"""
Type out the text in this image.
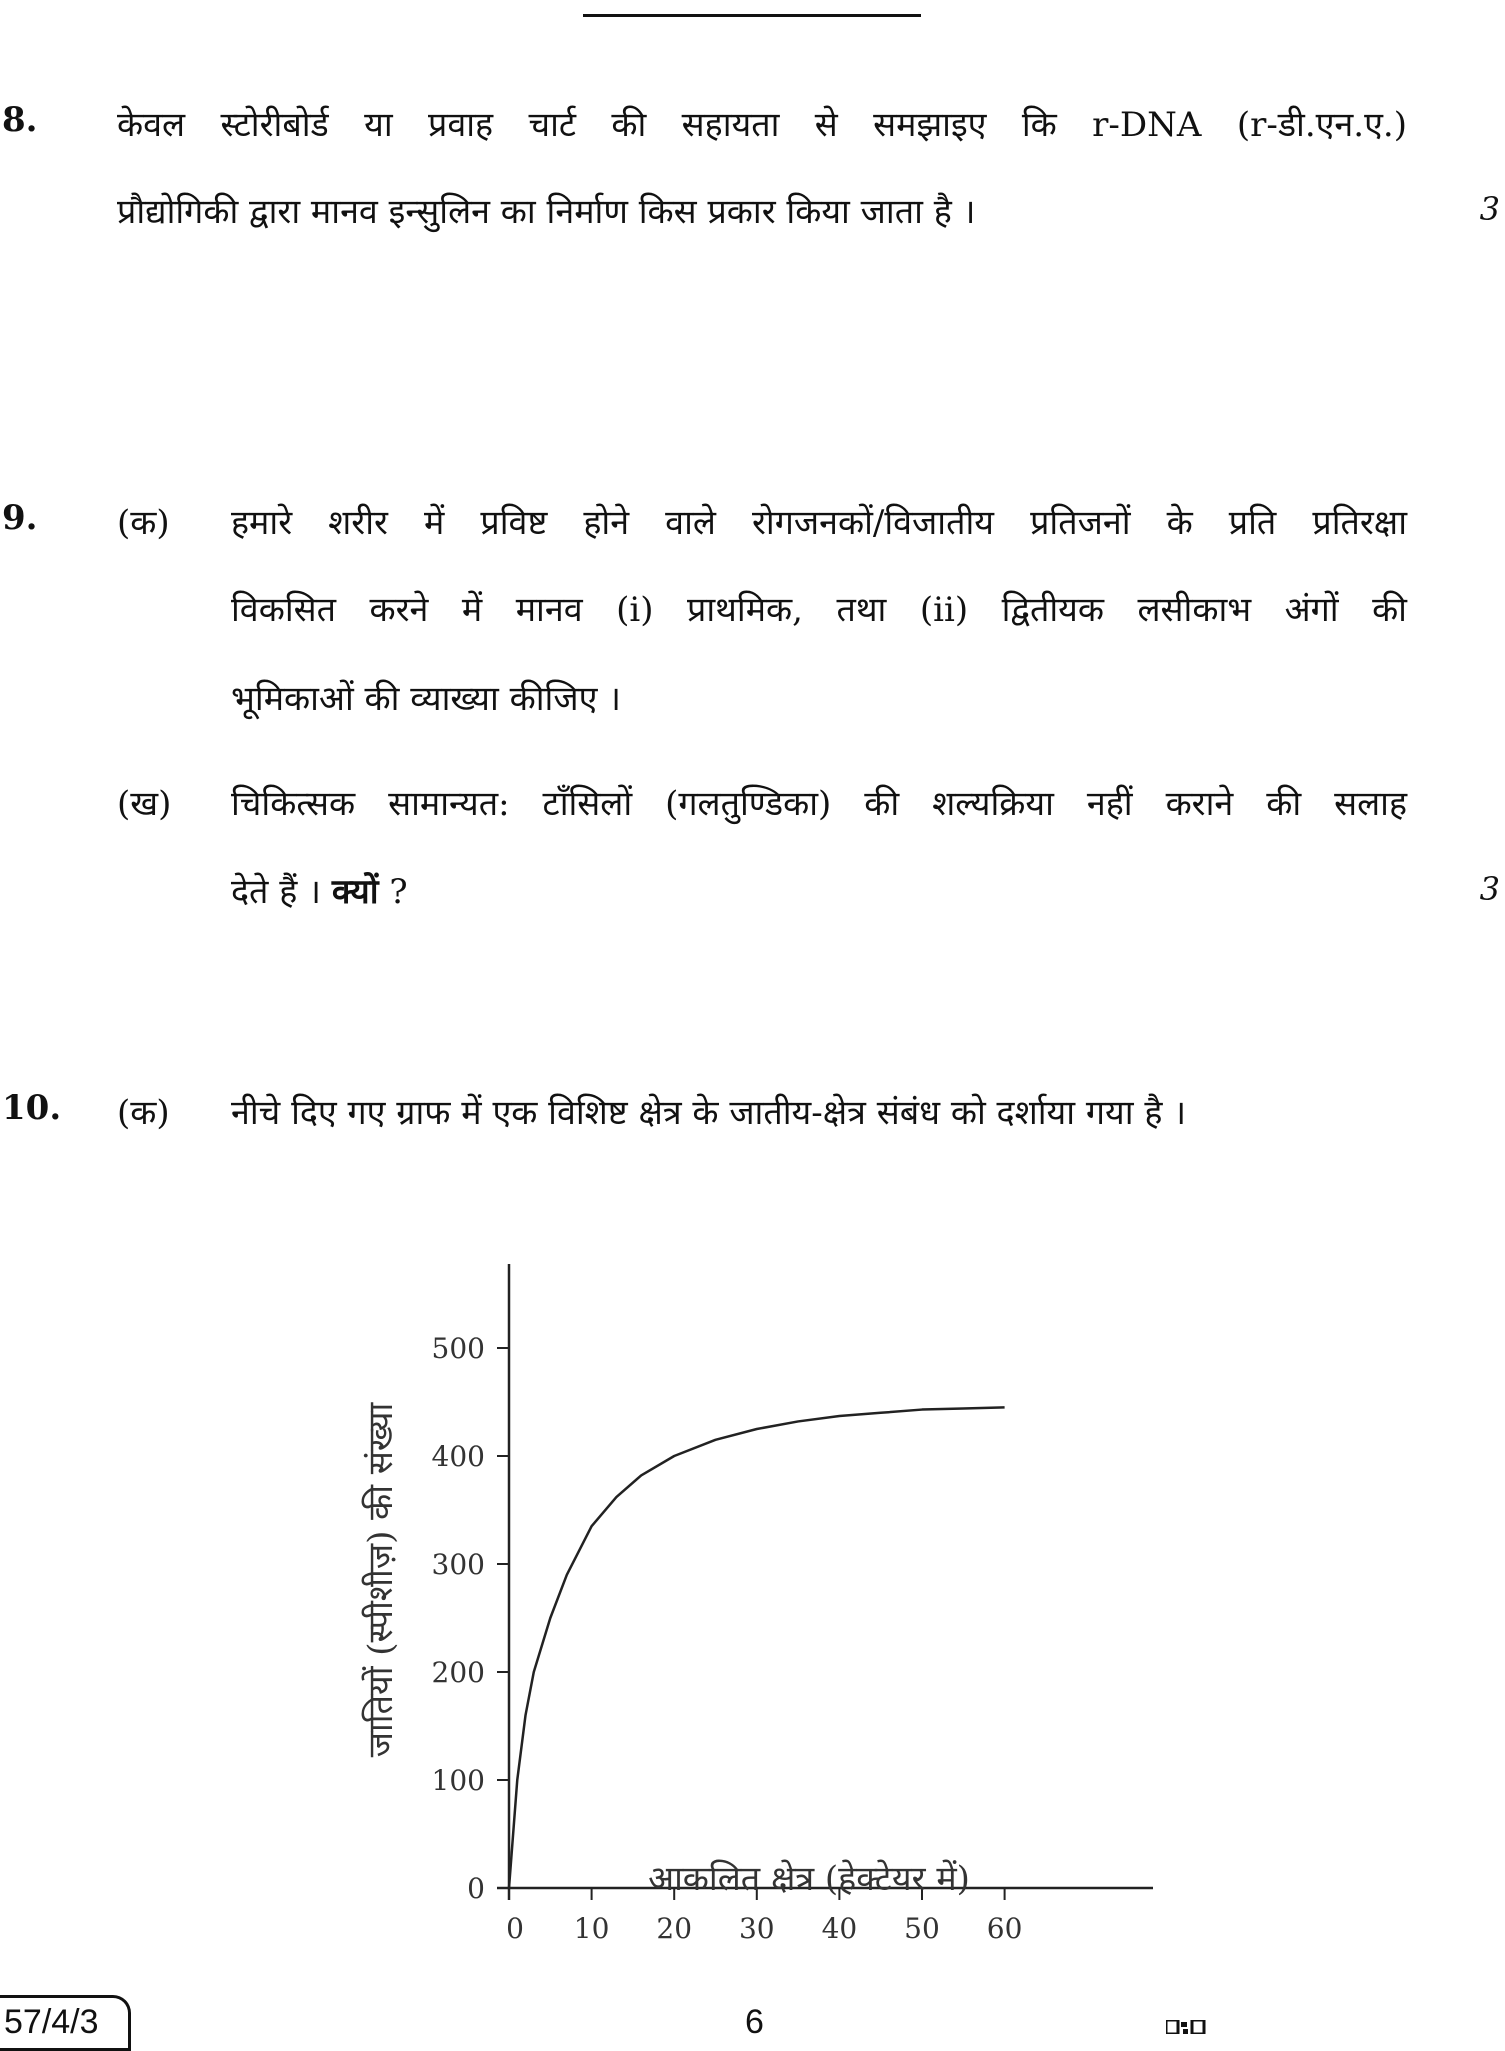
8. केवल स्टोरीबोर्ड या प्रवाह चार्ट की सहायता से समझाइए कि r-DNA (r-डी.एन.ए.)
प्रौद्योगिकी द्वारा मानव इन्सुलिन का निर्माण किस प्रकार किया जाता है ।	3
9. (क) हमारे शरीर में प्रविष्ट होने वाले रोगजनकों/विजातीय प्रतिजनों के प्रति प्रतिरक्षा
विकसित करने में मानव (i) प्राथमिक, तथा (ii) द्वितीयक लसीकाभ अंगों की
भूमिकाओं की व्याख्या कीजिए ।
(ख) चिकित्सक सामान्यत: टाँसिलों (गलतुण्डिका) की शल्यक्रिया नहीं कराने की सलाह
देते हैं । क्यों ?	3
10. (क) नीचे दिए गए ग्राफ में एक विशिष्ट क्षेत्र के जातीय-क्षेत्र संबंध को दर्शाया गया है ।
0
100
200
300
400
500
0 10 20 30 40 50 60
जातियों (स्पीशीज़) की संख्या
आकलित क्षेत्र (हेक्टेयर में)
57/4/3	6
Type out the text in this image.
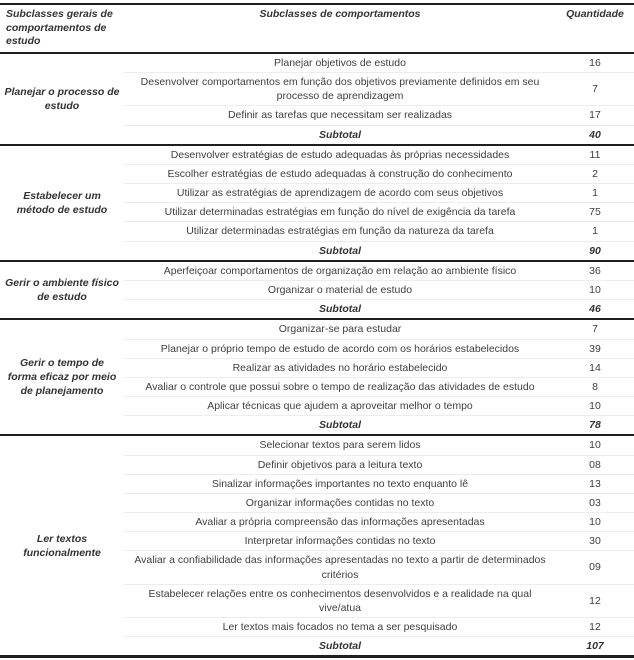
Subclasses gerais de comportamentos de estudo	Subclasses de comportamentos	Quantidade
Planejar o processo de estudo	Planejar objetivos de estudo	16
	Desenvolver comportamentos em função dos objetivos previamente definidos em seu processo de aprendizagem	7
	Definir as tarefas que necessitam ser realizadas	17
	Subtotal	40
Estabelecer um método de estudo	Desenvolver estratégias de estudo adequadas às próprias necessidades	11
	Escolher estratégias de estudo adequadas à construção do conhecimento	2
	Utilizar as estratégias de aprendizagem de acordo com seus objetivos	1
	Utilizar determinadas estratégias em função do nível de exigência da tarefa	75
	Utilizar determinadas estratégias em função da natureza da tarefa	1
	Subtotal	90
Gerir o ambiente físico de estudo	Aperfeiçoar comportamentos de organização em relação ao ambiente físico	36
	Organizar o material de estudo	10
	Subtotal	46
Gerir o tempo de forma eficaz por meio de planejamento	Organizar-se para estudar	7
	Planejar o próprio tempo de estudo de acordo com os horários estabelecidos	39
	Realizar as atividades no horário estabelecido	14
	Avaliar o controle que possui sobre o tempo de realização das atividades de estudo	8
	Aplicar técnicas que ajudem a aproveitar melhor o tempo	10
	Subtotal	78
Ler textos funcionalmente	Selecionar textos para serem lidos	10
	Definir objetivos para a leitura texto	08
	Sinalizar informações importantes no texto enquanto lê	13
	Organizar informações contidas no texto	03
	Avaliar a própria compreensão das informações apresentadas	10
	Interpretar informações contidas no texto	30
	Avaliar a confiabilidade das informações apresentadas no texto a partir de determinados critérios	09
	Estabelecer relações entre os conhecimentos desenvolvidos e a realidade na qual vive/atua	12
	Ler textos mais focados no tema a ser pesquisado	12
	Subtotal	107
"""
→ **What you should do**: Output a faithful copy of the data, with each picture left out.

→ **Result of this exercise**:
Type out the text in this image.
8. केवल स्टोरीबोर्ड या प्रवाह चार्ट की सहायता से समझाइए कि r-DNA (r-डी.एन.ए.)
प्रौद्योगिकी द्वारा मानव इन्सुलिन का निर्माण किस प्रकार किया जाता है ।	3
9. (क) हमारे शरीर में प्रविष्ट होने वाले रोगजनकों/विजातीय प्रतिजनों के प्रति प्रतिरक्षा
विकसित करने में मानव (i) प्राथमिक, तथा (ii) द्वितीयक लसीकाभ अंगों की
भूमिकाओं की व्याख्या कीजिए ।
(ख) चिकित्सक सामान्यत: टाँसिलों (गलतुण्डिका) की शल्यक्रिया नहीं कराने की सलाह
देते हैं । क्यों ?	3
10. (क) नीचे दिए गए ग्राफ में एक विशिष्ट क्षेत्र के जातीय-क्षेत्र संबंध को दर्शाया गया है ।
0
100
200
300
400
500
0 10 20 30 40 50 60
जातियों (स्पीशीज़) की संख्या
आकलित क्षेत्र (हेक्टेयर में)
57/4/3	6
Type out the text in this image.
Subclasses gerais de comportamentos de estudo	Subclasses de comportamentos	Quantidade
Planejar o processo de estudo	Planejar objetivos de estudo	16
	Desenvolver comportamentos em função dos objetivos previamente definidos em seu processo de aprendizagem	7
	Definir as tarefas que necessitam ser realizadas	17
	Subtotal	40
Estabelecer um método de estudo	Desenvolver estratégias de estudo adequadas às próprias necessidades	11
	Escolher estratégias de estudo adequadas à construção do conhecimento	2
	Utilizar as estratégias de aprendizagem de acordo com seus objetivos	1
	Utilizar determinadas estratégias em função do nível de exigência da tarefa	75
	Utilizar determinadas estratégias em função da natureza da tarefa	1
	Subtotal	90
Gerir o ambiente físico de estudo	Aperfeiçoar comportamentos de organização em relação ao ambiente físico	36
	Organizar o material de estudo	10
	Subtotal	46
Gerir o tempo de forma eficaz por meio de planejamento	Organizar-se para estudar	7
	Planejar o próprio tempo de estudo de acordo com os horários estabelecidos	39
	Realizar as atividades no horário estabelecido	14
	Avaliar o controle que possui sobre o tempo de realização das atividades de estudo	8
	Aplicar técnicas que ajudem a aproveitar melhor o tempo	10
	Subtotal	78
Ler textos funcionalmente	Selecionar textos para serem lidos	10
	Definir objetivos para a leitura texto	08
	Sinalizar informações importantes no texto enquanto lê	13
	Organizar informações contidas no texto	03
	Avaliar a própria compreensão das informações apresentadas	10
	Interpretar informações contidas no texto	30
	Avaliar a confiabilidade das informações apresentadas no texto a partir de determinados critérios	09
	Estabelecer relações entre os conhecimentos desenvolvidos e a realidade na qual vive/atua	12
	Ler textos mais focados no tema a ser pesquisado	12
	Subtotal	107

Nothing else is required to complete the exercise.